Return the records in full, exactly as given.

━━━━━━━━━━━━━━━━━━━━

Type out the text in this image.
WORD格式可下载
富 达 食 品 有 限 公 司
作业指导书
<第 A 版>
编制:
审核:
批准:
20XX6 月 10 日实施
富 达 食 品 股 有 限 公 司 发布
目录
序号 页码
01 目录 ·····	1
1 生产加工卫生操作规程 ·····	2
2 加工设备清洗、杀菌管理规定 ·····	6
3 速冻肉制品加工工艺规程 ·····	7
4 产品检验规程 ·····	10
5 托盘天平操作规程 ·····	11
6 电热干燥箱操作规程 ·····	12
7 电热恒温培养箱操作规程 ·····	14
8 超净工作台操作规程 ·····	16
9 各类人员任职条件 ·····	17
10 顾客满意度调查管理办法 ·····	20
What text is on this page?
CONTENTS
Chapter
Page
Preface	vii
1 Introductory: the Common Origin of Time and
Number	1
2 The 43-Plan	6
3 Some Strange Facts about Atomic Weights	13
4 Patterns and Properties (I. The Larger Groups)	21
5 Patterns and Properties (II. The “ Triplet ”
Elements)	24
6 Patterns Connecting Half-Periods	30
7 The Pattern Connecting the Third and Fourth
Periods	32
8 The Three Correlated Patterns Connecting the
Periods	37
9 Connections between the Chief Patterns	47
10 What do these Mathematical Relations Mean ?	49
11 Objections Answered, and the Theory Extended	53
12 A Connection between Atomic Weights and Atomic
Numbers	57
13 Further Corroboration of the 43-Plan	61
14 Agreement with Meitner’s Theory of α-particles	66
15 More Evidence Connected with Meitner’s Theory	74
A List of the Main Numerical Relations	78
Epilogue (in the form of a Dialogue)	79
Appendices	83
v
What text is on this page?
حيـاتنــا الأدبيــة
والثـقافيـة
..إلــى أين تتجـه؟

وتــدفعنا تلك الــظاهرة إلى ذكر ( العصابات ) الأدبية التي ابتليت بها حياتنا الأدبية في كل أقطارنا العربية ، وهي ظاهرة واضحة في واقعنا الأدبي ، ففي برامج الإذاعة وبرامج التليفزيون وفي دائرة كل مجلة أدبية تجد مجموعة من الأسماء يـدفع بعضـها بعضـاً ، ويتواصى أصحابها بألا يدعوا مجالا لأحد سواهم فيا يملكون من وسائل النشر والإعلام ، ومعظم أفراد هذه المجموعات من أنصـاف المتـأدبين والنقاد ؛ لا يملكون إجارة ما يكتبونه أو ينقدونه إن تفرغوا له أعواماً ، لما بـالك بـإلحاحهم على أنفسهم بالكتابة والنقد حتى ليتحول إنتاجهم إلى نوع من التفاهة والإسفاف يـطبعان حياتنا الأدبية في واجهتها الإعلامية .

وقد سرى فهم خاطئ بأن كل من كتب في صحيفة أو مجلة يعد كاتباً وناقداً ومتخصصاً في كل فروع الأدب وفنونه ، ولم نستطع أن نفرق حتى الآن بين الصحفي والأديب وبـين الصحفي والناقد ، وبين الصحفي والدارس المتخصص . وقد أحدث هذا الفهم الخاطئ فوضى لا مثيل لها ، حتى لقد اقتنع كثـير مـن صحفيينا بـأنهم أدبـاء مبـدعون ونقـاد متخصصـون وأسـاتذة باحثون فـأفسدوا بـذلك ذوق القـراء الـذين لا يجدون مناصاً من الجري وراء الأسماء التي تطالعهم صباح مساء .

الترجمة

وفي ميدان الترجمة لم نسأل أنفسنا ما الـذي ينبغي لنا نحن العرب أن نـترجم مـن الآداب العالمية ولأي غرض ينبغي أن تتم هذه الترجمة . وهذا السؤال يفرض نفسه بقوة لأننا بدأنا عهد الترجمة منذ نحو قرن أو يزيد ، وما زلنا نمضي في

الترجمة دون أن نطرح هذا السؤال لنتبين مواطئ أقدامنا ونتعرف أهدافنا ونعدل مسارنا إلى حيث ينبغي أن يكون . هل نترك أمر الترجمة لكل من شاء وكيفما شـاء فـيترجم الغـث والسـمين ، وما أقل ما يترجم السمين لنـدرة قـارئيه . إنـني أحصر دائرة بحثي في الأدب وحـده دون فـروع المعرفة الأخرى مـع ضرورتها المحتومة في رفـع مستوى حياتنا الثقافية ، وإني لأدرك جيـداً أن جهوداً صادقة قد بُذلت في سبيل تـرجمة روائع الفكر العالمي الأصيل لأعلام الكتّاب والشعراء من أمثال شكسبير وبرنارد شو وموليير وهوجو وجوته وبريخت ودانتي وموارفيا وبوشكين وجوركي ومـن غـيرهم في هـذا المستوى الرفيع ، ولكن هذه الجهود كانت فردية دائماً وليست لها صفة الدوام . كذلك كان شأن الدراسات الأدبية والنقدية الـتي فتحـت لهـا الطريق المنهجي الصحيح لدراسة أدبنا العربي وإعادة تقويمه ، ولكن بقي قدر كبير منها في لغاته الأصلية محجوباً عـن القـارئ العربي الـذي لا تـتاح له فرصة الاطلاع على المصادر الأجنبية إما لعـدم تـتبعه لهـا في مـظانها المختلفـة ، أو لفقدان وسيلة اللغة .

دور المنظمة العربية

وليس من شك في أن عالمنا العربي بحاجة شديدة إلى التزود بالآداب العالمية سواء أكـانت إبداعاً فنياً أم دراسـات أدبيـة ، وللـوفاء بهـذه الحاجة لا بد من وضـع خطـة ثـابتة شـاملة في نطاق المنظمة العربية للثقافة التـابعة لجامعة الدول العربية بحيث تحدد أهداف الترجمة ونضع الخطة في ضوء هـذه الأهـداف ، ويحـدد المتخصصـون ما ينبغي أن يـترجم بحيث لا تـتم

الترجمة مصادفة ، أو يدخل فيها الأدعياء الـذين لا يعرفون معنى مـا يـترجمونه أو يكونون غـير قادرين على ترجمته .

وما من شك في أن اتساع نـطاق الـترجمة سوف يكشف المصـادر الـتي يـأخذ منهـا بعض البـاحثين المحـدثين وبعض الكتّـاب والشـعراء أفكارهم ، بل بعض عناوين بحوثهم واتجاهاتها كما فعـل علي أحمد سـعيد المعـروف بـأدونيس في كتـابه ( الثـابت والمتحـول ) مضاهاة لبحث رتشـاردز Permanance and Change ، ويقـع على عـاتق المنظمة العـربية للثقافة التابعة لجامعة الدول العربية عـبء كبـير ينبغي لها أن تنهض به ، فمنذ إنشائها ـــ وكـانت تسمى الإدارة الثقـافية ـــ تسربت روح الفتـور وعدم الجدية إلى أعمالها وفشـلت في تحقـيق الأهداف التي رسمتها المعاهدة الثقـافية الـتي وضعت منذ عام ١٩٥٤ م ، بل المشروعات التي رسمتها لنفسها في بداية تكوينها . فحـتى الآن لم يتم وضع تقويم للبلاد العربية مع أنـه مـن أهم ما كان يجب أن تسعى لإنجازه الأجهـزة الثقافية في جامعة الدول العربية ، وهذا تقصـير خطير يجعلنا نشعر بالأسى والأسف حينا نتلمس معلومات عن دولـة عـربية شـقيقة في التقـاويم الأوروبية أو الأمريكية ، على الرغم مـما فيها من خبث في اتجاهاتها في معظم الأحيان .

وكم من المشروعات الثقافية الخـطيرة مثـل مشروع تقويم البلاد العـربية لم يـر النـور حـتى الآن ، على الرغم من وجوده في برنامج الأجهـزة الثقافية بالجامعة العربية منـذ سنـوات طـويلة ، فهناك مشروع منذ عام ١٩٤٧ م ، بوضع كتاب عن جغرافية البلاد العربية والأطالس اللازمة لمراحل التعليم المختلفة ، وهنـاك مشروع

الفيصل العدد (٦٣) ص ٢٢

━━━━━━━━━━━━━━━━━━━━

### EXERCISE RESULT
Type out the text in this image.
WORD格式可下载
富 达 食 品 有 限 公 司
作业指导书
<第 A 版>
编制:
审核:
批准:
20XX6 月 10 日实施
富 达 食 品 股 有 限 公 司 发布
目录
序号 页码
01 目录 ·····	1
1 生产加工卫生操作规程 ·····	2
2 加工设备清洗、杀菌管理规定 ·····	6
3 速冻肉制品加工工艺规程 ·····	7
4 产品检验规程 ·····	10
5 托盘天平操作规程 ·····	11
6 电热干燥箱操作规程 ·····	12
7 电热恒温培养箱操作规程 ·····	14
8 超净工作台操作规程 ·····	16
9 各类人员任职条件 ·····	17
10 顾客满意度调查管理办法 ·····	20
What text is on this page?
CONTENTS
Chapter
Page
Preface	vii
1 Introductory: the Common Origin of Time and
Number	1
2 The 43-Plan	6
3 Some Strange Facts about Atomic Weights	13
4 Patterns and Properties (I. The Larger Groups)	21
5 Patterns and Properties (II. The “ Triplet ”
Elements)	24
6 Patterns Connecting Half-Periods	30
7 The Pattern Connecting the Third and Fourth
Periods	32
8 The Three Correlated Patterns Connecting the
Periods	37
9 Connections between the Chief Patterns	47
10 What do these Mathematical Relations Mean ?	49
11 Objections Answered, and the Theory Extended	53
12 A Connection between Atomic Weights and Atomic
Numbers	57
13 Further Corroboration of the 43-Plan	61
14 Agreement with Meitner’s Theory of α-particles	66
15 More Evidence Connected with Meitner’s Theory	74
A List of the Main Numerical Relations	78
Epilogue (in the form of a Dialogue)	79
Appendices	83
v
What text is on this page?
حيـاتنــا الأدبيــة
والثـقافيـة
..إلــى أين تتجـه؟

وتــدفعنا تلك الــظاهرة إلى ذكر ( العصابات ) الأدبية التي ابتليت بها حياتنا الأدبية في كل أقطارنا العربية ، وهي ظاهرة واضحة في واقعنا الأدبي ، ففي برامج الإذاعة وبرامج التليفزيون وفي دائرة كل مجلة أدبية تجد مجموعة من الأسماء يـدفع بعضـها بعضـاً ، ويتواصى أصحابها بألا يدعوا مجالا لأحد سواهم فيا يملكون من وسائل النشر والإعلام ، ومعظم أفراد هذه المجموعات من أنصـاف المتـأدبين والنقاد ؛ لا يملكون إجارة ما يكتبونه أو ينقدونه إن تفرغوا له أعواماً ، لما بـالك بـإلحاحهم على أنفسهم بالكتابة والنقد حتى ليتحول إنتاجهم إلى نوع من التفاهة والإسفاف يـطبعان حياتنا الأدبية في واجهتها الإعلامية .

وقد سرى فهم خاطئ بأن كل من كتب في صحيفة أو مجلة يعد كاتباً وناقداً ومتخصصاً في كل فروع الأدب وفنونه ، ولم نستطع أن نفرق حتى الآن بين الصحفي والأديب وبـين الصحفي والناقد ، وبين الصحفي والدارس المتخصص . وقد أحدث هذا الفهم الخاطئ فوضى لا مثيل لها ، حتى لقد اقتنع كثـير مـن صحفيينا بـأنهم أدبـاء مبـدعون ونقـاد متخصصـون وأسـاتذة باحثون فـأفسدوا بـذلك ذوق القـراء الـذين لا يجدون مناصاً من الجري وراء الأسماء التي تطالعهم صباح مساء .

الترجمة

وفي ميدان الترجمة لم نسأل أنفسنا ما الـذي ينبغي لنا نحن العرب أن نـترجم مـن الآداب العالمية ولأي غرض ينبغي أن تتم هذه الترجمة . وهذا السؤال يفرض نفسه بقوة لأننا بدأنا عهد الترجمة منذ نحو قرن أو يزيد ، وما زلنا نمضي في

الترجمة دون أن نطرح هذا السؤال لنتبين مواطئ أقدامنا ونتعرف أهدافنا ونعدل مسارنا إلى حيث ينبغي أن يكون . هل نترك أمر الترجمة لكل من شاء وكيفما شـاء فـيترجم الغـث والسـمين ، وما أقل ما يترجم السمين لنـدرة قـارئيه . إنـني أحصر دائرة بحثي في الأدب وحـده دون فـروع المعرفة الأخرى مـع ضرورتها المحتومة في رفـع مستوى حياتنا الثقافية ، وإني لأدرك جيـداً أن جهوداً صادقة قد بُذلت في سبيل تـرجمة روائع الفكر العالمي الأصيل لأعلام الكتّاب والشعراء من أمثال شكسبير وبرنارد شو وموليير وهوجو وجوته وبريخت ودانتي وموارفيا وبوشكين وجوركي ومـن غـيرهم في هـذا المستوى الرفيع ، ولكن هذه الجهود كانت فردية دائماً وليست لها صفة الدوام . كذلك كان شأن الدراسات الأدبية والنقدية الـتي فتحـت لهـا الطريق المنهجي الصحيح لدراسة أدبنا العربي وإعادة تقويمه ، ولكن بقي قدر كبير منها في لغاته الأصلية محجوباً عـن القـارئ العربي الـذي لا تـتاح له فرصة الاطلاع على المصادر الأجنبية إما لعـدم تـتبعه لهـا في مـظانها المختلفـة ، أو لفقدان وسيلة اللغة .

دور المنظمة العربية

وليس من شك في أن عالمنا العربي بحاجة شديدة إلى التزود بالآداب العالمية سواء أكـانت إبداعاً فنياً أم دراسـات أدبيـة ، وللـوفاء بهـذه الحاجة لا بد من وضـع خطـة ثـابتة شـاملة في نطاق المنظمة العربية للثقافة التـابعة لجامعة الدول العربية بحيث تحدد أهداف الترجمة ونضع الخطة في ضوء هـذه الأهـداف ، ويحـدد المتخصصـون ما ينبغي أن يـترجم بحيث لا تـتم

الترجمة مصادفة ، أو يدخل فيها الأدعياء الـذين لا يعرفون معنى مـا يـترجمونه أو يكونون غـير قادرين على ترجمته .

وما من شك في أن اتساع نـطاق الـترجمة سوف يكشف المصـادر الـتي يـأخذ منهـا بعض البـاحثين المحـدثين وبعض الكتّـاب والشـعراء أفكارهم ، بل بعض عناوين بحوثهم واتجاهاتها كما فعـل علي أحمد سـعيد المعـروف بـأدونيس في كتـابه ( الثـابت والمتحـول ) مضاهاة لبحث رتشـاردز Permanance and Change ، ويقـع على عـاتق المنظمة العـربية للثقافة التابعة لجامعة الدول العربية عـبء كبـير ينبغي لها أن تنهض به ، فمنذ إنشائها ـــ وكـانت تسمى الإدارة الثقـافية ـــ تسربت روح الفتـور وعدم الجدية إلى أعمالها وفشـلت في تحقـيق الأهداف التي رسمتها المعاهدة الثقـافية الـتي وضعت منذ عام ١٩٥٤ م ، بل المشروعات التي رسمتها لنفسها في بداية تكوينها . فحـتى الآن لم يتم وضع تقويم للبلاد العربية مع أنـه مـن أهم ما كان يجب أن تسعى لإنجازه الأجهـزة الثقافية في جامعة الدول العربية ، وهذا تقصـير خطير يجعلنا نشعر بالأسى والأسف حينا نتلمس معلومات عن دولـة عـربية شـقيقة في التقـاويم الأوروبية أو الأمريكية ، على الرغم مـما فيها من خبث في اتجاهاتها في معظم الأحيان .

وكم من المشروعات الثقافية الخـطيرة مثـل مشروع تقويم البلاد العـربية لم يـر النـور حـتى الآن ، على الرغم من وجوده في برنامج الأجهـزة الثقافية بالجامعة العربية منـذ سنـوات طـويلة ، فهناك مشروع منذ عام ١٩٤٧ م ، بوضع كتاب عن جغرافية البلاد العربية والأطالس اللازمة لمراحل التعليم المختلفة ، وهنـاك مشروع

الفيصل العدد (٦٣) ص ٢٢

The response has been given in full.